▶ **Problem description**
In full and without alteration, give the listing again.

▶ **Information given**
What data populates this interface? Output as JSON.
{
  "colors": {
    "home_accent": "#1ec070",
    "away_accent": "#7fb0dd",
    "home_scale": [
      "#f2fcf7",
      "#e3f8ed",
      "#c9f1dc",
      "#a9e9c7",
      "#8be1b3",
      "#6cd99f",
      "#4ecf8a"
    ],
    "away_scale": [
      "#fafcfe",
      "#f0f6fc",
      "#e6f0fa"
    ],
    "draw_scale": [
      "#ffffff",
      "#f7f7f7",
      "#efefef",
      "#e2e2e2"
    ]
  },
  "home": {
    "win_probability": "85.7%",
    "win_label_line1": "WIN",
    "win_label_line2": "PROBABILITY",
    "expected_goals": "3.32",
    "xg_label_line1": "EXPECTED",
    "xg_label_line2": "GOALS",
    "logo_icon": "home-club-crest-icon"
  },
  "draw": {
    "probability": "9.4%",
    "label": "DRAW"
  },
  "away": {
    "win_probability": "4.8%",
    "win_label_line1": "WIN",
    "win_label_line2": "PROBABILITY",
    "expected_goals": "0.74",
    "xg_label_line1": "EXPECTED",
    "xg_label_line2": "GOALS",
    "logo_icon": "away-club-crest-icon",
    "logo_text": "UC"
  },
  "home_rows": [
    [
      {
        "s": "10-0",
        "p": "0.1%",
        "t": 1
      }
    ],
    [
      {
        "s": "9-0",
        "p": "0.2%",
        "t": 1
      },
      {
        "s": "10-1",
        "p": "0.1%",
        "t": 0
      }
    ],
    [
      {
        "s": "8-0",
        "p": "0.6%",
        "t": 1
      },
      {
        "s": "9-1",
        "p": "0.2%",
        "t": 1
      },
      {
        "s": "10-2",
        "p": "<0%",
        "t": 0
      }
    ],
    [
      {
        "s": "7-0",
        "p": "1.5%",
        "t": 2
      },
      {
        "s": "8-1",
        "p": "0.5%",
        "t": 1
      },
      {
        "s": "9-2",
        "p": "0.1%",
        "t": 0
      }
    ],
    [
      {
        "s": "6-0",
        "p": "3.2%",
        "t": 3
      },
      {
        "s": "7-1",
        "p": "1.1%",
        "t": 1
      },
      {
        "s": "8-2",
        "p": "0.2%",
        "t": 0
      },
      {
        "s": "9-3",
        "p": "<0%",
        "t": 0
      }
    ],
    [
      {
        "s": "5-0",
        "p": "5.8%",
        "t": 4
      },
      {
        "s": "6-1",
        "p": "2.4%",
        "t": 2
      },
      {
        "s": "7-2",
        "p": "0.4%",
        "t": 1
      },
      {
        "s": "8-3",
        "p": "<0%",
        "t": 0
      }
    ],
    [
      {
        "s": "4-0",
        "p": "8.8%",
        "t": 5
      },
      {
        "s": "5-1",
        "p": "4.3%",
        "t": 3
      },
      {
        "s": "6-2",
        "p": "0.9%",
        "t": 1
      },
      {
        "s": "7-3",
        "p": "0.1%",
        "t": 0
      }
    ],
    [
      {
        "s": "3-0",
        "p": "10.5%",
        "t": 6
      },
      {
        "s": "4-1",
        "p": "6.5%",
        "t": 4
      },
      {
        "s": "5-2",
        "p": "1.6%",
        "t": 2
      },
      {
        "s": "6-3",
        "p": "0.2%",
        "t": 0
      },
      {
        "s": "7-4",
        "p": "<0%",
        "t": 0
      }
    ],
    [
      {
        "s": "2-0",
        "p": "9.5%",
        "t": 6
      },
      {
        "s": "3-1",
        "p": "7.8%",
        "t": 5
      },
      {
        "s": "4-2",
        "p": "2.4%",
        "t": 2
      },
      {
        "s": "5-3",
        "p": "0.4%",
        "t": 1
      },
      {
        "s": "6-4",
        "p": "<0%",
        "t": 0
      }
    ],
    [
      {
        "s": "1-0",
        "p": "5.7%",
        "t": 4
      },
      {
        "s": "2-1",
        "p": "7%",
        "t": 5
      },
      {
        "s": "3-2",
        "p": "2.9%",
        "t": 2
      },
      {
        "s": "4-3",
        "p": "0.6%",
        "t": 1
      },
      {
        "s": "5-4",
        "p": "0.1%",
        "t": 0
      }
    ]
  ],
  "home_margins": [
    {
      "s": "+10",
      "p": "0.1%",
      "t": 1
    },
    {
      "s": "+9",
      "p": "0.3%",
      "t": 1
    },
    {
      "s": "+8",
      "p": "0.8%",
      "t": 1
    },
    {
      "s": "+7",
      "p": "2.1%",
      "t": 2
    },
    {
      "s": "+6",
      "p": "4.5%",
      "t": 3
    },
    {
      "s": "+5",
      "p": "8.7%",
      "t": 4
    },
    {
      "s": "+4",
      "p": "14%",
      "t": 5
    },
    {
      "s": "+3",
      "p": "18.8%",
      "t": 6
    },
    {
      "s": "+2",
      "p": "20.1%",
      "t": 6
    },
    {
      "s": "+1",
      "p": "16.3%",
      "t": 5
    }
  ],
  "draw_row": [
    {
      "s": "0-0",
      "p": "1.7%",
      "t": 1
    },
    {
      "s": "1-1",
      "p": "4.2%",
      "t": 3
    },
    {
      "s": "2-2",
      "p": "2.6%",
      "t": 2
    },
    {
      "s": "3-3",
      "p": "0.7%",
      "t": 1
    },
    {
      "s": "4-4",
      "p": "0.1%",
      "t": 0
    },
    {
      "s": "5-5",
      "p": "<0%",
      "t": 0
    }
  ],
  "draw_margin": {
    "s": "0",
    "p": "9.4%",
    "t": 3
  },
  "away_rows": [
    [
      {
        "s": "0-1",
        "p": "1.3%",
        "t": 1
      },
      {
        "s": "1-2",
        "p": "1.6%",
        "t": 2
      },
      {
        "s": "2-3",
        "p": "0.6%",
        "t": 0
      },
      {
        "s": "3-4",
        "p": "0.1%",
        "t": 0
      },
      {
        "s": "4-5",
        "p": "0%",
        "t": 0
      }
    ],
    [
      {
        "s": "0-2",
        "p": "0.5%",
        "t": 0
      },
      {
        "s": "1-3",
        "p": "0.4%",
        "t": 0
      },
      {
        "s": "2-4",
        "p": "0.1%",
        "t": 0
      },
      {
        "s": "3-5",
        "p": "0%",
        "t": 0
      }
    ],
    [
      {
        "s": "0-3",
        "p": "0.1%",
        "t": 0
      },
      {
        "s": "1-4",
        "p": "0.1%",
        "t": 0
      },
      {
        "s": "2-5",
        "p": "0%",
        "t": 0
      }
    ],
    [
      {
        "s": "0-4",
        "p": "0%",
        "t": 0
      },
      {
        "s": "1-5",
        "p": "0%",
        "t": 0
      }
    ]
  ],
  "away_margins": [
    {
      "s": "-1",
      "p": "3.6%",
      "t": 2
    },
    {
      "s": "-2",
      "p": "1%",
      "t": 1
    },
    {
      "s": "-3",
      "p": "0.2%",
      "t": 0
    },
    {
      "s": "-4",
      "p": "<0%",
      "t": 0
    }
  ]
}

▶ **Solved problem**
What data populates this interface? Output as JSON.
{
  "colors": {
    "home_accent": "#1ec070",
    "away_accent": "#7fb0dd",
    "home_scale": [
      "#f2fcf7",
      "#e3f8ed",
      "#c9f1dc",
      "#a9e9c7",
      "#8be1b3",
      "#6cd99f",
      "#4ecf8a"
    ],
    "away_scale": [
      "#fafcfe",
      "#f0f6fc",
      "#e6f0fa"
    ],
    "draw_scale": [
      "#ffffff",
      "#f7f7f7",
      "#efefef",
      "#e2e2e2"
    ]
  },
  "home": {
    "win_probability": "85.7%",
    "win_label_line1": "WIN",
    "win_label_line2": "PROBABILITY",
    "expected_goals": "3.32",
    "xg_label_line1": "EXPECTED",
    "xg_label_line2": "GOALS",
    "logo_icon": "home-club-crest-icon"
  },
  "draw": {
    "probability": "9.4%",
    "label": "DRAW"
  },
  "away": {
    "win_probability": "4.8%",
    "win_label_line1": "WIN",
    "win_label_line2": "PROBABILITY",
    "expected_goals": "0.74",
    "xg_label_line1": "EXPECTED",
    "xg_label_line2": "GOALS",
    "logo_icon": "away-club-crest-icon",
    "logo_text": "UC"
  },
  "home_rows": [
    [
      {
        "s": "10-0",
        "p": "0.1%",
        "t": 1
      }
    ],
    [
      {
        "s": "9-0",
        "p": "0.2%",
        "t": 1
      },
      {
        "s": "10-1",
        "p": "0.1%",
        "t": 0
      }
    ],
    [
      {
        "s": "8-0",
        "p": "0.6%",
        "t": 1
      },
      {
        "s": "9-1",
        "p": "0.2%",
        "t": 1
      },
      {
        "s": "10-2",
        "p": "<0%",
        "t": 0
      }
    ],
    [
      {
        "s": "7-0",
        "p": "1.5%",
        "t": 2
      },
      {
        "s": "8-1",
        "p": "0.5%",
        "t": 1
      },
      {
        "s": "9-2",
        "p": "0.1%",
        "t": 0
      }
    ],
    [
      {
        "s": "6-0",
        "p": "3.2%",
        "t": 3
      },
      {
        "s": "7-1",
        "p": "1.1%",
        "t": 1
      },
      {
        "s": "8-2",
        "p": "0.2%",
        "t": 0
      },
      {
        "s": "9-3",
        "p": "<0%",
        "t": 0
      }
    ],
    [
      {
        "s": "5-0",
        "p": "5.8%",
        "t": 4
      },
      {
        "s": "6-1",
        "p": "2.4%",
        "t": 2
      },
      {
        "s": "7-2",
        "p": "0.4%",
        "t": 1
      },
      {
        "s": "8-3",
        "p": "<0%",
        "t": 0
      }
    ],
    [
      {
        "s": "4-0",
        "p": "8.8%",
        "t": 5
      },
      {
        "s": "5-1",
        "p": "4.3%",
        "t": 3
      },
      {
        "s": "6-2",
        "p": "0.9%",
        "t": 1
      },
      {
        "s": "7-3",
        "p": "0.1%",
        "t": 0
      }
    ],
    [
      {
        "s": "3-0",
        "p": "10.5%",
        "t": 6
      },
      {
        "s": "4-1",
        "p": "6.5%",
        "t": 4
      },
      {
        "s": "5-2",
        "p": "1.6%",
        "t": 2
      },
      {
        "s": "6-3",
        "p": "0.2%",
        "t": 0
      },
      {
        "s": "7-4",
        "p": "<0%",
        "t": 0
      }
    ],
    [
      {
        "s": "2-0",
        "p": "9.5%",
        "t": 6
      },
      {
        "s": "3-1",
        "p": "7.8%",
        "t": 5
      },
      {
        "s": "4-2",
        "p": "2.4%",
        "t": 2
      },
      {
        "s": "5-3",
        "p": "0.4%",
        "t": 1
      },
      {
        "s": "6-4",
        "p": "<0%",
        "t": 0
      }
    ],
    [
      {
        "s": "1-0",
        "p": "5.7%",
        "t": 4
      },
      {
        "s": "2-1",
        "p": "7%",
        "t": 5
      },
      {
        "s": "3-2",
        "p": "2.9%",
        "t": 2
      },
      {
        "s": "4-3",
        "p": "0.6%",
        "t": 1
      },
      {
        "s": "5-4",
        "p": "0.1%",
        "t": 0
      }
    ]
  ],
  "home_margins": [
    {
      "s": "+10",
      "p": "0.1%",
      "t": 1
    },
    {
      "s": "+9",
      "p": "0.3%",
      "t": 1
    },
    {
      "s": "+8",
      "p": "0.8%",
      "t": 1
    },
    {
      "s": "+7",
      "p": "2.1%",
      "t": 2
    },
    {
      "s": "+6",
      "p": "4.5%",
      "t": 3
    },
    {
      "s": "+5",
      "p": "8.7%",
      "t": 4
    },
    {
      "s": "+4",
      "p": "14%",
      "t": 5
    },
    {
      "s": "+3",
      "p": "18.8%",
      "t": 6
    },
    {
      "s": "+2",
      "p": "20.1%",
      "t": 6
    },
    {
      "s": "+1",
      "p": "16.3%",
      "t": 5
    }
  ],
  "draw_row": [
    {
      "s": "0-0",
      "p": "1.7%",
      "t": 1
    },
    {
      "s": "1-1",
      "p": "4.2%",
      "t": 3
    },
    {
      "s": "2-2",
      "p": "2.6%",
      "t": 2
    },
    {
      "s": "3-3",
      "p": "0.7%",
      "t": 1
    },
    {
      "s": "4-4",
      "p": "0.1%",
      "t": 0
    },
    {
      "s": "5-5",
      "p": "<0%",
      "t": 0
    }
  ],
  "draw_margin": {
    "s": "0",
    "p": "9.4%",
    "t": 3
  },
  "away_rows": [
    [
      {
        "s": "0-1",
        "p": "1.3%",
        "t": 1
      },
      {
        "s": "1-2",
        "p": "1.6%",
        "t": 2
      },
      {
        "s": "2-3",
        "p": "0.6%",
        "t": 0
      },
      {
        "s": "3-4",
        "p": "0.1%",
        "t": 0
      },
      {
        "s": "4-5",
        "p": "0%",
        "t": 0
      }
    ],
    [
      {
        "s": "0-2",
        "p": "0.5%",
        "t": 0
      },
      {
        "s": "1-3",
        "p": "0.4%",
        "t": 0
      },
      {
        "s": "2-4",
        "p": "0.1%",
        "t": 0
      },
      {
        "s": "3-5",
        "p": "0%",
        "t": 0
      }
    ],
    [
      {
        "s": "0-3",
        "p": "0.1%",
        "t": 0
      },
      {
        "s": "1-4",
        "p": "0.1%",
        "t": 0
      },
      {
        "s": "2-5",
        "p": "0%",
        "t": 0
      }
    ],
    [
      {
        "s": "0-4",
        "p": "0%",
        "t": 0
      },
      {
        "s": "1-5",
        "p": "0%",
        "t": 0
      }
    ]
  ],
  "away_margins": [
    {
      "s": "-1",
      "p": "3.6%",
      "t": 2
    },
    {
      "s": "-2",
      "p": "1%",
      "t": 1
    },
    {
      "s": "-3",
      "p": "0.2%",
      "t": 0
    },
    {
      "s": "-4",
      "p": "<0%",
      "t": 0
    }
  ]
}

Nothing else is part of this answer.